» **TASK GOAL**: A line counts if it contains the word "Score" at least once. State how many such lines the records contain, giving the number alone.

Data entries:
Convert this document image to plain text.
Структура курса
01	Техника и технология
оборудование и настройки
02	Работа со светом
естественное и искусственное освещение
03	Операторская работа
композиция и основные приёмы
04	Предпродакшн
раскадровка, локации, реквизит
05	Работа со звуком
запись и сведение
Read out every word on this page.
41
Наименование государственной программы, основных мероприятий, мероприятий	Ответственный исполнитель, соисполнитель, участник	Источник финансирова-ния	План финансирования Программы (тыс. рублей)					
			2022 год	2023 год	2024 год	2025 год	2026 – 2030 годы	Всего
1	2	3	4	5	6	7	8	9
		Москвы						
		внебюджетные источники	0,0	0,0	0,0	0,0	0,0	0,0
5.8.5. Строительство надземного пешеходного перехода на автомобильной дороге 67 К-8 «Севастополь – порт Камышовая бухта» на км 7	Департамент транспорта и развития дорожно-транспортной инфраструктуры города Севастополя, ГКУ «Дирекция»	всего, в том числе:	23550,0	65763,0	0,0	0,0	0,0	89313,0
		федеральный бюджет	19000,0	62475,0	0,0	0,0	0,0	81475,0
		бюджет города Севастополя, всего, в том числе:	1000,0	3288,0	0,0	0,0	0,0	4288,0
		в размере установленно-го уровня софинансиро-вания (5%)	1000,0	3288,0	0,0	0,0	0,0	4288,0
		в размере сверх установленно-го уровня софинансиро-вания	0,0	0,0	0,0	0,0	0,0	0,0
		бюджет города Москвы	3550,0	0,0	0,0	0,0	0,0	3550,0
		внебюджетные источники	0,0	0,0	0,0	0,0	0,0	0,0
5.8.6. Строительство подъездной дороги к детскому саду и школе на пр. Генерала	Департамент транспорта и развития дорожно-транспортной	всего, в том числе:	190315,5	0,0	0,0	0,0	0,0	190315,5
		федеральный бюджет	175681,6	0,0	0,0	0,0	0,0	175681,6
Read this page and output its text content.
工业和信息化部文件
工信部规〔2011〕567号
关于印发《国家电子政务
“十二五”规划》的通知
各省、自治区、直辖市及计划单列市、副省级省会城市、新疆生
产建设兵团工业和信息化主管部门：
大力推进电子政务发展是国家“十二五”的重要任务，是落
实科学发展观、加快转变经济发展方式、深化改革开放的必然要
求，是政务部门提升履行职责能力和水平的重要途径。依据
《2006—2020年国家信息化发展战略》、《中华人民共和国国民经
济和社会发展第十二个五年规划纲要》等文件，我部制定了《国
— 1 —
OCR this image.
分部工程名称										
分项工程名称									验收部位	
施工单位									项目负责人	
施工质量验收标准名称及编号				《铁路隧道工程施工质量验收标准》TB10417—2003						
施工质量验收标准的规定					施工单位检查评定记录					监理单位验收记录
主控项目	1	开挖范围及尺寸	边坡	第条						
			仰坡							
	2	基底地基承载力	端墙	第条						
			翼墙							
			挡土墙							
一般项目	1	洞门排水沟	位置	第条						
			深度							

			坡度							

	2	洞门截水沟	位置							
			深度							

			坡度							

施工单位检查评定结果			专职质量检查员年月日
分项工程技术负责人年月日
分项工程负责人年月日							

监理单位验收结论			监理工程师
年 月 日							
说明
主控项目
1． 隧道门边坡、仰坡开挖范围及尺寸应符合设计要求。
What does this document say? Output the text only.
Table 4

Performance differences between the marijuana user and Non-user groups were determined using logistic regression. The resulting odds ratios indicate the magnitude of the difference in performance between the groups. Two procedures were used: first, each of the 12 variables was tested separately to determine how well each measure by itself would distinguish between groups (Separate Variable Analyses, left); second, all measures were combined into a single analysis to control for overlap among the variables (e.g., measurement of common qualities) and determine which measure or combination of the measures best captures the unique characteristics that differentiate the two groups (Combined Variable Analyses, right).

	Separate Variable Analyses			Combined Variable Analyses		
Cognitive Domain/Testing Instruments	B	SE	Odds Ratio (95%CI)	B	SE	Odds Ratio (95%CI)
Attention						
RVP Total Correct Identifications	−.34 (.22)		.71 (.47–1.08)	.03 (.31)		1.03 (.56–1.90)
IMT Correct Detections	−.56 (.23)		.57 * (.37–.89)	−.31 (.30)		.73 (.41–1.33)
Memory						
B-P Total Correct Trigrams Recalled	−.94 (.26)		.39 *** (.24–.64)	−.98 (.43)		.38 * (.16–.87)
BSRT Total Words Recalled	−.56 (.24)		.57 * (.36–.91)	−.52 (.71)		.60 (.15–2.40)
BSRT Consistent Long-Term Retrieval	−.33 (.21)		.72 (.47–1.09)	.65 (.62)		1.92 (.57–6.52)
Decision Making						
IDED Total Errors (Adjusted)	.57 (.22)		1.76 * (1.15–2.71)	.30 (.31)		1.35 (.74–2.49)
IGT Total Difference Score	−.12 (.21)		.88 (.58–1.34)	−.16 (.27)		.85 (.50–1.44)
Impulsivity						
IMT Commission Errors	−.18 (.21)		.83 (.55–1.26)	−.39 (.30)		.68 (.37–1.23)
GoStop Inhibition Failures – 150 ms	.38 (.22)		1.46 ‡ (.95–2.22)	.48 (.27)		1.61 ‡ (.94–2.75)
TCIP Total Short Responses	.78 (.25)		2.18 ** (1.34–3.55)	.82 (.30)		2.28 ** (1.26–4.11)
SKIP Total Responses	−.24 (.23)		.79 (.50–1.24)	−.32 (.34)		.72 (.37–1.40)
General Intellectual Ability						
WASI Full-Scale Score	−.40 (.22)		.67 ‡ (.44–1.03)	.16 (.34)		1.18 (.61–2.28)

» **SOLUTION**: 2